(Given records):

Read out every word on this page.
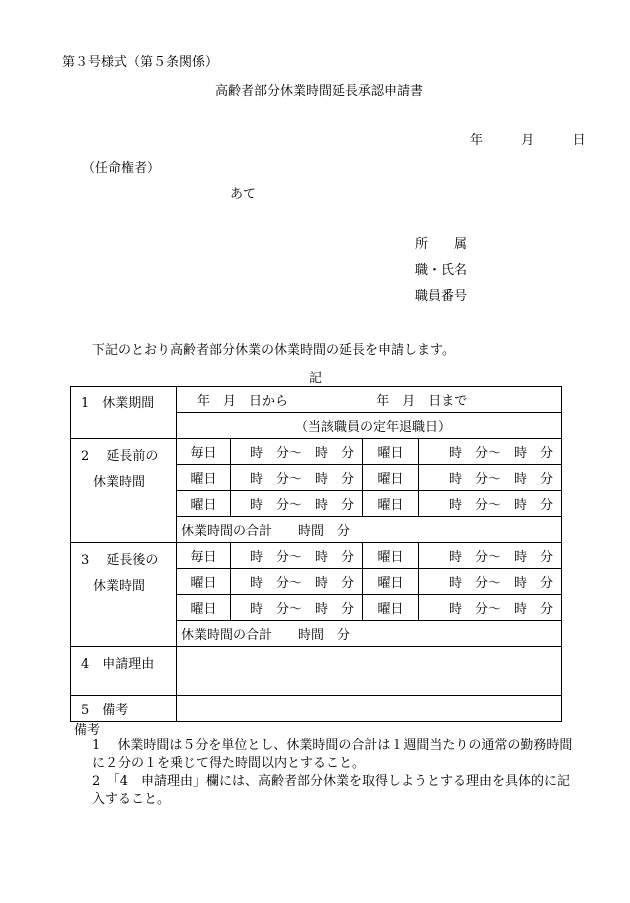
第３号様式（第５条関係）
高齢者部分休業時間延長承認申請書
年	月	日
（任命権者）
あて
所　　属
職・氏名
職員番号
下記のとおり高齢者部分休業の休業時間の延長を申請します。
記
1　休業期間	年　月　日から 年　月　日まで			
	（当該職員の定年退職日）			

2　 延長前の
休業時間	毎日	時　分〜　時　分	曜日	時　分〜　時　分
	曜日	時　分〜　時　分	曜日	時　分〜　時　分
	曜日	時　分〜　時　分	曜日	時　分〜　時　分
	休業時間の合計　　時間　分			

3　 延長後の
休業時間	毎日	時　分〜　時　分	曜日	時　分〜　時　分
	曜日	時　分〜　時　分	曜日	時　分〜　時　分
	曜日	時　分〜　時　分	曜日	時　分〜　時　分
	休業時間の合計　　時間　分			
4　申請理由				
5　備考				
備考
1　 休業時間は５分を単位とし、休業時間の合計は１週間当たりの通常の勤務時間に２分の１を乗じて得た時間以内とすること。
2　「4　申請理由」欄には、高齢者部分休業を取得しようとする理由を具体的に記入すること。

(Brief): Return every line from the records above that holds the word "申請理由".

(Output for this exercise):
4　申請理由				
2　「4　申請理由」欄には、高齢者部分休業を取得しようとする理由を具体的に記入すること。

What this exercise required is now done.